• Given instruction: Format the items from the line containing "730, 495, 764)" through the line containing "equation-v2: V₂ = (3", inclusive, as a JSON list of strings with one string per line and blank lines omitted.

• Input:
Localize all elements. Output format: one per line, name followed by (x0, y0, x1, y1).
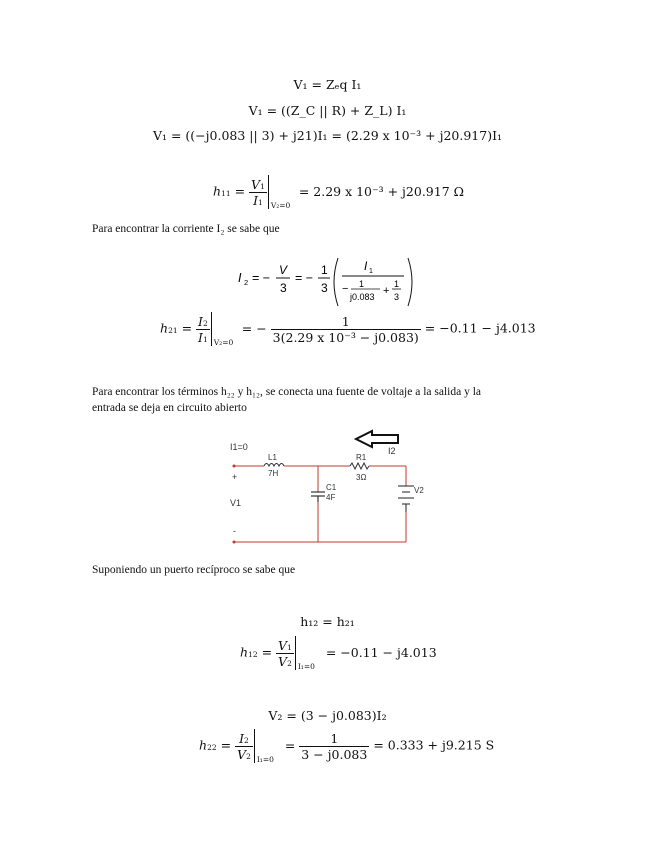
equation-h22: h22 = $\frac{I2}{V2}$ I₁=0 = $\frac{1}{3 - j0.083}$ = 0.333 + j9.215 S (199, 730, 495, 764)
l1-label: L1 (268, 453, 277, 462)
circuit-diagram (222, 426, 422, 551)
r1-label: R1 (356, 453, 367, 462)
equation-v2: V₂ = (3 − j0.083)I₂ (268, 708, 387, 723)
equation-v1-numeric: V₁ = ((−j0.083 || 3) + j21)I₁ = (2.29 x 10⁻³ + j20.917)I₁ (152, 128, 503, 143)
equation-h11: h11 = $\frac{V1}{I1}$ V₂=0 = 2.29 x 10⁻³ + j20.917 Ω (213, 176, 464, 210)
h21-condition: V₂=0 (213, 338, 234, 347)
h11-condition: V₂=0 (270, 201, 291, 210)
svg-text:1: 1 (369, 268, 373, 275)
svg-text:+: + (383, 285, 390, 297)
paragraph-find-i2: Para encontrar la corriente I₂ se sabe que (92, 223, 280, 235)
v2-label: V2 (414, 486, 424, 495)
current-arrow-icon (356, 431, 398, 447)
h11-value: = 2.29 x 10⁻³ + j20.917 Ω (298, 183, 464, 199)
svg-text:3: 3 (321, 281, 328, 295)
svg-text:j0.083: j0.083 (350, 292, 375, 302)
svg-text:I: I (238, 271, 242, 285)
svg-text:= −: = − (252, 271, 271, 285)
svg-text:1: 1 (359, 279, 365, 289)
equation-i2 (238, 256, 418, 308)
voltage-source-icon (398, 486, 414, 512)
v1-label: V1 (230, 498, 242, 508)
equation-v1-zeq: V₁ = Zₑq I₁ (293, 77, 362, 92)
svg-text:= −: = − (295, 271, 314, 285)
h22-value: = 0.333 + j9.215 S (373, 737, 495, 753)
svg-text:3: 3 (394, 292, 400, 302)
i2-label: I2 (388, 446, 396, 456)
paragraph-find-h22-h12-line1: Para encontrar los términos h₂₂ y h₁₂, se conecta una fuente de voltaje a la salida y la (92, 386, 482, 398)
circuit-wires (234, 463, 406, 542)
paragraph-find-h22-h12-line2: entrada se deja en circuito abierto (92, 402, 247, 414)
h12-value: = −0.11 − j4.013 (325, 644, 437, 660)
h21-denominator: 3(2.29 x 10⁻³ − j0.083) (272, 329, 419, 345)
h12-condition: I₁=0 (297, 662, 315, 671)
svg-text:V: V (279, 263, 288, 277)
plus-sign: + (232, 472, 238, 482)
i2-expression-svg (238, 256, 418, 308)
r1-value: 3Ω (356, 473, 367, 482)
svg-text:2: 2 (244, 278, 249, 287)
equation-v1-zc-r-zl: V₁ = ((Z_C || R) + Z_L) I₁ (248, 103, 407, 118)
svg-text:−: − (342, 283, 349, 295)
c1-value: 4F (326, 493, 336, 502)
svg-text:3: 3 (280, 281, 287, 295)
l1-value: 7H (268, 469, 279, 478)
equation-h12: h12 = $\frac{V1}{V2}$ I₁=0 = −0.11 − j4.013 (240, 637, 437, 671)
minus-sign: - (233, 526, 236, 536)
h22-condition: I₁=0 (256, 755, 274, 764)
svg-text:1: 1 (321, 263, 328, 277)
svg-text:I: I (364, 259, 368, 273)
paragraph-reciprocal: Suponiendo un puerto recíproco se sabe que (92, 564, 296, 576)
i1-label: I1=0 (230, 442, 248, 452)
h21-value: = −0.11 − j4.013 (424, 320, 536, 336)
svg-text:1: 1 (394, 279, 400, 289)
equation-h21: h21 = $\frac{I2}{I1}$ V₂=0 = − $\frac{1}{\text{3(2.29 x 10⁻³ − j0.083)}}$ = −0.11 − j4.013 (160, 313, 536, 347)
c1-label: C1 (326, 483, 337, 492)
h22-denominator: 3 − j0.083 (301, 746, 368, 762)
capacitor-icon (311, 492, 325, 502)
equation-h12-equals-h21: h₁₂ = h₂₁ (300, 614, 355, 629)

• Result of the task:
[
  "equation-h22: h22 = $\\frac{I2}{V2}$ I₁=0 = $\\frac{1}{3 - j0.083}$ = 0.333 + j9.215 S (199, 730, 495, 764)",
  "l1-label: L1 (268, 453, 277, 462)",
  "circuit-diagram (222, 426, 422, 551)",
  "r1-label: R1 (356, 453, 367, 462)",
  "equation-v2: V₂ = (3 − j0.083)I₂ (268, 708, 387, 723)"
]